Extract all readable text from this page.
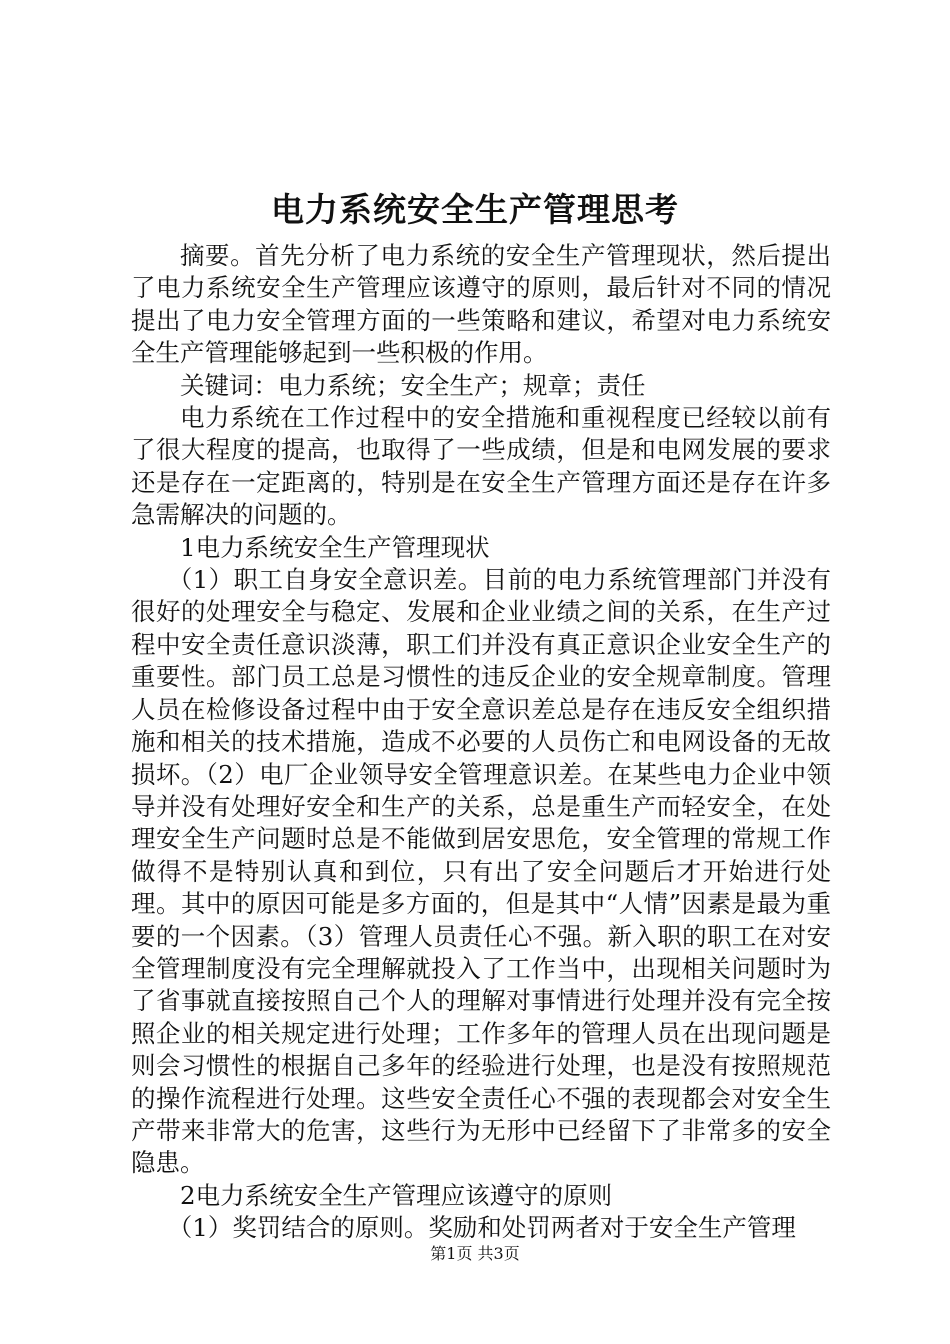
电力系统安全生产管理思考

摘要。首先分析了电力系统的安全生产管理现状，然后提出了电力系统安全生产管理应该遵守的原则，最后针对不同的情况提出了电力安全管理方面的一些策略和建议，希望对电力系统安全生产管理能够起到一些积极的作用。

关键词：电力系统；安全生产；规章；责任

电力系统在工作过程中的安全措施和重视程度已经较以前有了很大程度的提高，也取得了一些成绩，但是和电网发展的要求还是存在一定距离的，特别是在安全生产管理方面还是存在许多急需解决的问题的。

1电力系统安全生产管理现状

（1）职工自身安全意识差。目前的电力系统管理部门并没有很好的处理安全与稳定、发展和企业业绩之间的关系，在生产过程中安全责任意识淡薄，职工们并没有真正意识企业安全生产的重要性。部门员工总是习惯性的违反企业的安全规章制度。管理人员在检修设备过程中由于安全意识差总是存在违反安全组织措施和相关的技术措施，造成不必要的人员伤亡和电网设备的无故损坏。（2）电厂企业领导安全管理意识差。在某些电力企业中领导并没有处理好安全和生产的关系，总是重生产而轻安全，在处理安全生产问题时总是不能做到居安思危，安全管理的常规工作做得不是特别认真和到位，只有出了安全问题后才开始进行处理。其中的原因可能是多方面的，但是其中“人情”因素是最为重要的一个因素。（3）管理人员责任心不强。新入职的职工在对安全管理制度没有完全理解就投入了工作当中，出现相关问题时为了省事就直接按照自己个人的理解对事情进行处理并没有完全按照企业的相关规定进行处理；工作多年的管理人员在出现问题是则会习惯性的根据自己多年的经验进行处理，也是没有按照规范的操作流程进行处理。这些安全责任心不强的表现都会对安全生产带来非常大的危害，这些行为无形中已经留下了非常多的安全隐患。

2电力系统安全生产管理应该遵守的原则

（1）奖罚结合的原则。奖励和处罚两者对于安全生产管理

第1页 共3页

────────────────

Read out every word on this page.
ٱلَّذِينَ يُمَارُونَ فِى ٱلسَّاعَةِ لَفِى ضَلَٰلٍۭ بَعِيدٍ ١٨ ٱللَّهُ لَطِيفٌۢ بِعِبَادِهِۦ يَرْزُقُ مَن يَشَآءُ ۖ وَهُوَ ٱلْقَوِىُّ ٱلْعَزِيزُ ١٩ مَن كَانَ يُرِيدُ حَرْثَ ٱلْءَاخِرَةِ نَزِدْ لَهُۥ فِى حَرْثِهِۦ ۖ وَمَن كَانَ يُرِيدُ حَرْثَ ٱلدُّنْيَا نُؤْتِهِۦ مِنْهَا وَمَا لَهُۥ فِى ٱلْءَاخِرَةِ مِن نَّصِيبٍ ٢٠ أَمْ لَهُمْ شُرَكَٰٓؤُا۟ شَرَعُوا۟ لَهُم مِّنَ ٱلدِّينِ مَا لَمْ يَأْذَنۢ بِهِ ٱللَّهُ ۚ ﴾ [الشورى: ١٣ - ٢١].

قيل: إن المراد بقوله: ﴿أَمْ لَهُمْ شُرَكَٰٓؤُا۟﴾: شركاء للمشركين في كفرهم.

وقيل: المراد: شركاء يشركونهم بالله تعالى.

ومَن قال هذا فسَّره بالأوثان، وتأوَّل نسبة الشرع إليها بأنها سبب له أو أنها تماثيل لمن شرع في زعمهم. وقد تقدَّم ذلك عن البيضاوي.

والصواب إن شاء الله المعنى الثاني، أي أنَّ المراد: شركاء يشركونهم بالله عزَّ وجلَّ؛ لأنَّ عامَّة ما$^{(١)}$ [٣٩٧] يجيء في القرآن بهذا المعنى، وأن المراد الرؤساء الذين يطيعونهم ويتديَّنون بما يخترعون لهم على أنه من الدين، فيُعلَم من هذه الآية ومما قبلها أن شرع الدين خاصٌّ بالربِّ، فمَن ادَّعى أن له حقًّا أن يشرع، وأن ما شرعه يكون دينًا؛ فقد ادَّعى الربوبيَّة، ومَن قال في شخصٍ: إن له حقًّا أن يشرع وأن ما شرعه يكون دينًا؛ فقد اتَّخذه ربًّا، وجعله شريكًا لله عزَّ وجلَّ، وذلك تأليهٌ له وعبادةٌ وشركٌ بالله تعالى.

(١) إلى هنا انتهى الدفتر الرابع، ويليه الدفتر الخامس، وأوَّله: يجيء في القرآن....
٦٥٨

────────────────

◆ SET TASK ◆
Which lines include the word "القرآن"? Copy every one of them.

◆ EXERCISE RESPONSE ◆
والصواب إن شاء الله المعنى الثاني، أي أنَّ المراد: شركاء يشركونهم بالله عزَّ وجلَّ؛ لأنَّ عامَّة ما$^{(١)}$ [٣٩٧] يجيء في القرآن بهذا المعنى، وأن المراد الرؤساء الذين يطيعونهم ويتديَّنون بما يخترعون لهم على أنه من الدين، فيُعلَم من هذه الآية ومما قبلها أن شرع الدين خاصٌّ بالربِّ، فمَن ادَّعى أن له حقًّا أن يشرع، وأن ما شرعه يكون دينًا؛ فقد ادَّعى الربوبيَّة، ومَن قال في شخصٍ: إن له حقًّا أن يشرع وأن ما شرعه يكون دينًا؛ فقد اتَّخذه ربًّا، وجعله شريكًا لله عزَّ وجلَّ، وذلك تأليهٌ له وعبادةٌ وشركٌ بالله تعالى.
(١) إلى هنا انتهى الدفتر الرابع، ويليه الدفتر الخامس، وأوَّله: يجيء في القرآن....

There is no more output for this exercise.